Source text:
============

Queens, Rocky, Stein, tempest.scenario.test_network_basic_ops.TestNetworkBasicOps failing. Timeout

Bug #1876087 reported by Amol Kahat
14
This bug affects 2 people
Affects Status Importance Assigned to Milestone
tripleo
Fix Released
Critical
Amol Kahat

Bug Description

Description
===========

- Network tests are failing on the queens jobs.

Tests:
- tempest.scenario.test_network_basic_ops.TestNetworkBasicOps

Traceback:

Traceback (most recent call last):
  File "/usr/lib/python2.7/site-packages/tempest/common/utils/__init__.py", line 88, in wrapper
    return f(*func_args, **func_kwargs)

============

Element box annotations
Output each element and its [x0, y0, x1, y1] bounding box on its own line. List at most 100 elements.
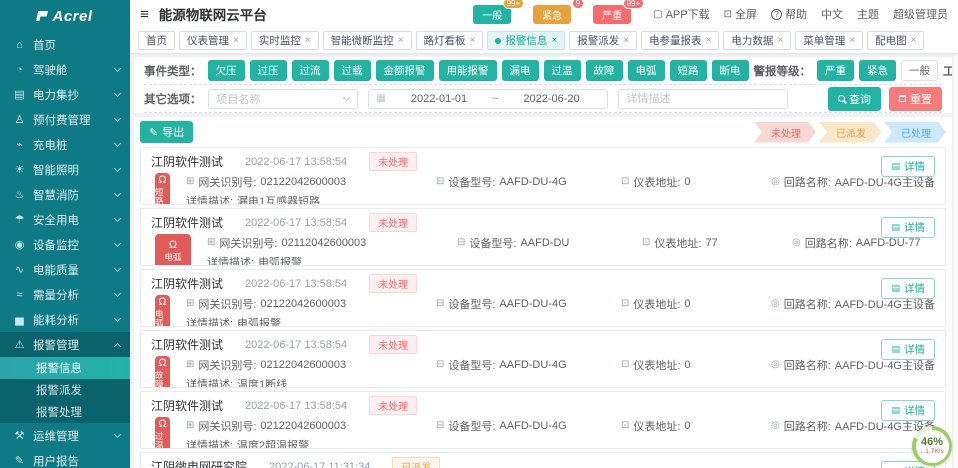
- detail-button[interactable]: ▤详情: [881, 400, 935, 421]
- legend-pending[interactable]: 未处理: [754, 122, 816, 143]
- alarm-pill-urgent[interactable]: 紧急9: [533, 5, 571, 24]
- fullscreen-link[interactable]: ⊡全屏: [724, 6, 757, 22]
- level-normal[interactable]: 一般: [901, 60, 938, 81]
- close-tab-icon[interactable]: ×: [777, 36, 783, 46]
- close-tab-icon[interactable]: ×: [470, 36, 476, 46]
- chevron-down-icon: [114, 65, 121, 72]
- sidebar-item-label: 运维管理: [33, 428, 79, 444]
- event-type-arc[interactable]: 电弧: [628, 60, 665, 81]
- detail-button-label: 详情: [904, 159, 925, 174]
- bell-icon: Ω: [158, 175, 166, 186]
- level-urgent[interactable]: 紧急: [859, 60, 896, 81]
- sidebar-item-alarm-info[interactable]: 报警信息: [0, 357, 130, 379]
- meter-address-label: 仪表地址:: [633, 174, 680, 190]
- device-model-icon: ⊟: [436, 420, 444, 431]
- tab-smart-breaker-monitor[interactable]: 智能微断监控×: [323, 31, 412, 50]
- tab-distribution-diagram[interactable]: 配电图×: [867, 31, 924, 50]
- tab-menu-management[interactable]: 菜单管理×: [795, 31, 863, 50]
- meter-address-label: 仪表地址:: [633, 418, 680, 434]
- sidebar-item-fire-safety[interactable]: ♨智慧消防: [0, 182, 130, 207]
- sidebar-item-energy-analysis[interactable]: ▅能耗分析: [0, 307, 130, 332]
- date-range-picker[interactable]: ▦ 2022-01-01 ~ 2022-06-20: [368, 89, 608, 109]
- sidebar-item-meter-reading[interactable]: ▤电力集抄: [0, 82, 130, 107]
- user-menu[interactable]: 超级管理员: [893, 6, 948, 22]
- level-severe[interactable]: 严重: [817, 60, 854, 81]
- tab-alarm-dispatch[interactable]: 报警派发×: [569, 31, 637, 50]
- sidebar-item-device-monitor[interactable]: ◉设备监控: [0, 232, 130, 257]
- date-end-value[interactable]: 2022-06-20: [504, 93, 598, 105]
- meter-address-value: 0: [684, 176, 690, 188]
- description-label: 详情描述:: [186, 193, 233, 206]
- event-type-amount-alarm[interactable]: 金额报警: [376, 60, 434, 81]
- collapse-menu-icon[interactable]: ≡: [140, 7, 149, 22]
- close-tab-icon[interactable]: ×: [305, 36, 311, 46]
- close-tab-icon[interactable]: ×: [849, 36, 855, 46]
- sidebar-item-home[interactable]: ⌂首页: [0, 32, 130, 57]
- tab-power-report[interactable]: 电参量报表×: [641, 31, 719, 50]
- sidebar-item-charging-pile[interactable]: ⌁充电桩: [0, 132, 130, 157]
- close-tab-icon[interactable]: ×: [233, 36, 239, 46]
- device-model-label: 设备型号:: [448, 296, 495, 312]
- close-tab-icon[interactable]: ×: [911, 36, 917, 46]
- help-link[interactable]: ?帮助: [771, 6, 807, 22]
- detail-button[interactable]: ▤详情: [881, 278, 935, 299]
- tab-meter-management[interactable]: 仪表管理×: [179, 31, 247, 50]
- sidebar-item-electrical-safety[interactable]: ☂安全用电: [0, 207, 130, 232]
- event-type-power-off[interactable]: 断电: [712, 60, 749, 81]
- network-speed-widget[interactable]: 46% ↓ 1.7K/s: [912, 426, 952, 466]
- alarm-pill-severe[interactable]: 严重99+: [593, 5, 631, 24]
- status-badge: 未处理: [369, 335, 417, 354]
- event-type-short-circuit[interactable]: 短路: [670, 60, 707, 81]
- detail-button[interactable]: ▤详情: [881, 339, 935, 360]
- legend-handled[interactable]: 已处理: [884, 122, 946, 143]
- sidebar-item-user-report[interactable]: ✎用户报告: [0, 448, 130, 468]
- close-tab-icon[interactable]: ×: [706, 36, 712, 46]
- tab-alarm-info[interactable]: 报警信息×: [487, 31, 565, 50]
- close-tab-icon[interactable]: ×: [551, 36, 557, 46]
- scrollbar[interactable]: [952, 55, 958, 468]
- sidebar-item-alarm-dispatch[interactable]: 报警派发: [0, 379, 130, 401]
- sidebar-item-alarm-handle[interactable]: 报警处理: [0, 401, 130, 423]
- event-type-overcurrent[interactable]: 过流: [292, 60, 329, 81]
- sidebar-item-demand-analysis[interactable]: ≈需量分析: [0, 282, 130, 307]
- top-header: ≡ 能源物联网云平台 一般99+ 紧急9 严重99+ ▢APP下载 ⊡全屏 ?帮…: [130, 0, 958, 28]
- tab-power-data[interactable]: 电力数据×: [723, 31, 791, 50]
- search-button[interactable]: 查询: [828, 87, 881, 111]
- tab-home[interactable]: 首页: [138, 31, 175, 50]
- date-start-value[interactable]: 2022-01-01: [392, 93, 486, 105]
- list-toolbar: ✎导出 未处理 已派发 已处理: [140, 117, 946, 147]
- event-type-fault[interactable]: 故障: [586, 60, 623, 81]
- alarm-pill-normal[interactable]: 一般99+: [473, 5, 511, 24]
- sidebar-item-label: 预付费管理: [33, 112, 91, 128]
- sidebar-item-cockpit[interactable]: ◔驾驶舱: [0, 57, 130, 82]
- tab-streetlamp-board[interactable]: 路灯看板×: [416, 31, 484, 50]
- project-name: 江阴软件测试: [151, 153, 223, 170]
- reset-button-label: 重置: [910, 91, 932, 107]
- language-switch[interactable]: 中文: [821, 6, 843, 22]
- sidebar-item-power-quality[interactable]: ∿电能质量: [0, 257, 130, 282]
- sidebar-item-alarm-management[interactable]: ⚠报警管理: [0, 332, 130, 357]
- event-type-overtemp[interactable]: 过温: [544, 60, 581, 81]
- legend-dispatched[interactable]: 已派发: [819, 122, 881, 143]
- tab-realtime-monitor[interactable]: 实时监控×: [251, 31, 319, 50]
- event-type-overvoltage[interactable]: 过压: [250, 60, 287, 81]
- export-button[interactable]: ✎导出: [140, 121, 193, 143]
- theme-switch[interactable]: 主题: [857, 6, 879, 22]
- description-input[interactable]: [618, 89, 788, 109]
- project-name-select[interactable]: 项目名称: [208, 89, 358, 109]
- app-download-link[interactable]: ▢APP下载: [653, 6, 709, 22]
- event-type-energy-alarm[interactable]: 用能报警: [439, 60, 497, 81]
- detail-button[interactable]: ▤详情: [881, 217, 935, 238]
- close-tab-icon[interactable]: ×: [398, 36, 404, 46]
- close-tab-icon[interactable]: ×: [623, 36, 629, 46]
- reset-button[interactable]: 重置: [889, 87, 942, 111]
- user-report-icon: ✎: [13, 454, 26, 467]
- event-type-overload[interactable]: 过载: [334, 60, 371, 81]
- event-type-undervoltage[interactable]: 欠压: [208, 60, 245, 81]
- description-value: 温度2超温报警: [237, 437, 309, 450]
- event-type-leakage[interactable]: 漏电: [502, 60, 539, 81]
- sidebar-item-ops-management[interactable]: ⚒运维管理: [0, 423, 130, 448]
- sidebar-item-prepaid[interactable]: ♙预付费管理: [0, 107, 130, 132]
- sidebar-item-lighting[interactable]: ☀智能照明: [0, 157, 130, 182]
- detail-button[interactable]: ▤详情: [881, 156, 935, 177]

============

What to produce: Write out the bug report about the failing network tests in full, word for word and line for line.

Response to this exercise:
Queens, Rocky, Stein, tempest.scenario.test_network_basic_ops.TestNetworkBasicOps failing. Timeout

Bug #1876087 reported by Amol Kahat
14
This bug affects 2 people
Affects Status Importance Assigned to Milestone
tripleo
Fix Released
Critical
Amol Kahat

Bug Description

Description
===========

- Network tests are failing on the queens jobs.

Tests:
- tempest.scenario.test_network_basic_ops.TestNetworkBasicOps

Traceback:

Traceback (most recent call last):
  File "/usr/lib/python2.7/site-packages/tempest/common/utils/__init__.py", line 88, in wrapper
    return f(*func_args, **func_kwargs)